Comb through the entries for "Capita" and pull out each line that holds it.

--- --- ---

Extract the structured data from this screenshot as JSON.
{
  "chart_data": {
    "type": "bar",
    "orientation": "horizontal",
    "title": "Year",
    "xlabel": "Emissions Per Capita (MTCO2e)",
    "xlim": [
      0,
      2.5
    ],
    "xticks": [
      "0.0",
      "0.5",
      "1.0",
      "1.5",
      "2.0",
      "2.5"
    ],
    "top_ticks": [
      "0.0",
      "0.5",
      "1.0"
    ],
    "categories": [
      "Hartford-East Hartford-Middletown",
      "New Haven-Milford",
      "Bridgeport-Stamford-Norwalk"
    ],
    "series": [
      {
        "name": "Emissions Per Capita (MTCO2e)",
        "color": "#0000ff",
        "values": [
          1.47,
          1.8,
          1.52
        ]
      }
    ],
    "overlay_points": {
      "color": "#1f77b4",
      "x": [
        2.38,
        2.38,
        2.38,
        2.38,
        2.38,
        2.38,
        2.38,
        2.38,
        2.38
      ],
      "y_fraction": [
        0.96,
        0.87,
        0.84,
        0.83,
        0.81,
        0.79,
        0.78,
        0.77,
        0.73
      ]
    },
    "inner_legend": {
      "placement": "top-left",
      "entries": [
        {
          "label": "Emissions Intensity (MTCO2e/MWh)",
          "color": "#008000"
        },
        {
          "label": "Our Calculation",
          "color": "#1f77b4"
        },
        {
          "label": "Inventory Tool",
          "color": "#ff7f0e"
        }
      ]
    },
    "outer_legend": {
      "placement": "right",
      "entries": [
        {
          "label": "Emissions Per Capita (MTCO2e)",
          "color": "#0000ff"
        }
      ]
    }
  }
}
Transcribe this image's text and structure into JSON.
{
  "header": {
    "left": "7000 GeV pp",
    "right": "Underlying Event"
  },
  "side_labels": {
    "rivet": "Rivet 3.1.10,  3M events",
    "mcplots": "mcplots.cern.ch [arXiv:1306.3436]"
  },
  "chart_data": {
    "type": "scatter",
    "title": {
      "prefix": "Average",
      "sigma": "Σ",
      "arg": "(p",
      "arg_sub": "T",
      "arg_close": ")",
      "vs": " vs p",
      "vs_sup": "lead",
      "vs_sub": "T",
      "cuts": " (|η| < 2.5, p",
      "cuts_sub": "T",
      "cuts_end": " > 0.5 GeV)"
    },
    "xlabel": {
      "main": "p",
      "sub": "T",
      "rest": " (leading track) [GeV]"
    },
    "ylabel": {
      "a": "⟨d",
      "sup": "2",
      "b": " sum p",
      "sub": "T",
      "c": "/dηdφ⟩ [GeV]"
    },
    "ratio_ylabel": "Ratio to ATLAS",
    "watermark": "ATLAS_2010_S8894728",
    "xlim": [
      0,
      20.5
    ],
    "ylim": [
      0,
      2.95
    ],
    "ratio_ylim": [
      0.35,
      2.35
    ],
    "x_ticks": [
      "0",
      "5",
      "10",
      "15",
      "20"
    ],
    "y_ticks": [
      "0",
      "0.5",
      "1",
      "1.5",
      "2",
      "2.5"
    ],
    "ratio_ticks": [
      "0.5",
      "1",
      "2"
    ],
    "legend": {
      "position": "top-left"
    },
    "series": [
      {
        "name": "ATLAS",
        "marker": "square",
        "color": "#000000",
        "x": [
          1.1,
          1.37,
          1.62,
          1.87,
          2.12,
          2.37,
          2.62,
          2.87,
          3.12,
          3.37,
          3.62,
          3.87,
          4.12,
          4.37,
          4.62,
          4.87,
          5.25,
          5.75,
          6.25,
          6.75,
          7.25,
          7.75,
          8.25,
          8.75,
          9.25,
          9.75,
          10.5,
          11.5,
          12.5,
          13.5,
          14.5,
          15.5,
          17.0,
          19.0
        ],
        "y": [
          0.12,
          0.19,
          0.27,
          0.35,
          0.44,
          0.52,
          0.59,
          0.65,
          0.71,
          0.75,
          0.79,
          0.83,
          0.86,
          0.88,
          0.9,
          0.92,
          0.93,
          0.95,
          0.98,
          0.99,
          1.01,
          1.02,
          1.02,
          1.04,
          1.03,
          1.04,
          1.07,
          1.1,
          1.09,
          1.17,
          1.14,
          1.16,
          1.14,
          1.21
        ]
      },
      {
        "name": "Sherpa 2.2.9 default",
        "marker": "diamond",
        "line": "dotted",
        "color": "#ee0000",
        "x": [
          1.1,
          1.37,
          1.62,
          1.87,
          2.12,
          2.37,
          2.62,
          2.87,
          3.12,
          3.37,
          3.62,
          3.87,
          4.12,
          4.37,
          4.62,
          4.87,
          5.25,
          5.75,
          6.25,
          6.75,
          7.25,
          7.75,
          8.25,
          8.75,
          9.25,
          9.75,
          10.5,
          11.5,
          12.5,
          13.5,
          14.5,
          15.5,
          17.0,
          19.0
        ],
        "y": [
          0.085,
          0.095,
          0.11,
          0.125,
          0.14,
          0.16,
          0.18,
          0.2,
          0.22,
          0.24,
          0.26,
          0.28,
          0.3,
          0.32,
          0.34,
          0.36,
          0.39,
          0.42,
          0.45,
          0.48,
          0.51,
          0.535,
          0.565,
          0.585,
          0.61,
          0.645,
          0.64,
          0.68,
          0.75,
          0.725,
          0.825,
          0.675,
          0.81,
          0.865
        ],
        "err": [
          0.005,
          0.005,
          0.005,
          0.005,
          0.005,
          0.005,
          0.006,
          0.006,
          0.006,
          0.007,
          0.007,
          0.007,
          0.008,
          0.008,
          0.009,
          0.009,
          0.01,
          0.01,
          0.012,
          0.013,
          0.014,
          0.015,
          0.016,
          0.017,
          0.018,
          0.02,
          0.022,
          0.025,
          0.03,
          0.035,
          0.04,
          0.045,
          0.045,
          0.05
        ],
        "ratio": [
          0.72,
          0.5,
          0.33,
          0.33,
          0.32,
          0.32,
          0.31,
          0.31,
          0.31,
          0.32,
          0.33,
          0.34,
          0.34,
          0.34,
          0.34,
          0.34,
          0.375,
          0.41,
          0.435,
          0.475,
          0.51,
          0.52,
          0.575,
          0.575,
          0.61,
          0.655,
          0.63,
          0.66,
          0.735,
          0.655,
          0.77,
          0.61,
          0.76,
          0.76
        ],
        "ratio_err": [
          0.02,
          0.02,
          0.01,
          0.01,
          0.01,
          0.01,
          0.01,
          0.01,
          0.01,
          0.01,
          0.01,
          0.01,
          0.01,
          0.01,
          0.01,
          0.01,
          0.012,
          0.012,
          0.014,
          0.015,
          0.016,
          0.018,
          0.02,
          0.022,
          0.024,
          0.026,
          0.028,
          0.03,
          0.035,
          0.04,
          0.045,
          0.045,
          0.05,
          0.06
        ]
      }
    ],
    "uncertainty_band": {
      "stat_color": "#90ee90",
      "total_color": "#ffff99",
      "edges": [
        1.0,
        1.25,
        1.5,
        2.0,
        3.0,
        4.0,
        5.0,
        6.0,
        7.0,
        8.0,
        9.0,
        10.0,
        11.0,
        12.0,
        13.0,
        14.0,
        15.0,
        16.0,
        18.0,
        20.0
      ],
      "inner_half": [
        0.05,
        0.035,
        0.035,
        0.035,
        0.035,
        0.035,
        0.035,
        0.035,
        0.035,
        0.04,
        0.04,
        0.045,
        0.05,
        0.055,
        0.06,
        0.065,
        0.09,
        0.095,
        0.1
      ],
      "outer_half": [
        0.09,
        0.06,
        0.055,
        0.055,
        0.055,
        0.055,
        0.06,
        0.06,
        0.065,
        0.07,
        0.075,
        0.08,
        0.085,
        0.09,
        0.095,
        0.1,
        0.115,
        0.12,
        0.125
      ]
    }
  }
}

--- --- ---

Answer:
    "xlabel": "Emissions Per Capita (MTCO2e)",
        "name": "Emissions Per Capita (MTCO2e)",
          "label": "Emissions Per Capita (MTCO2e)",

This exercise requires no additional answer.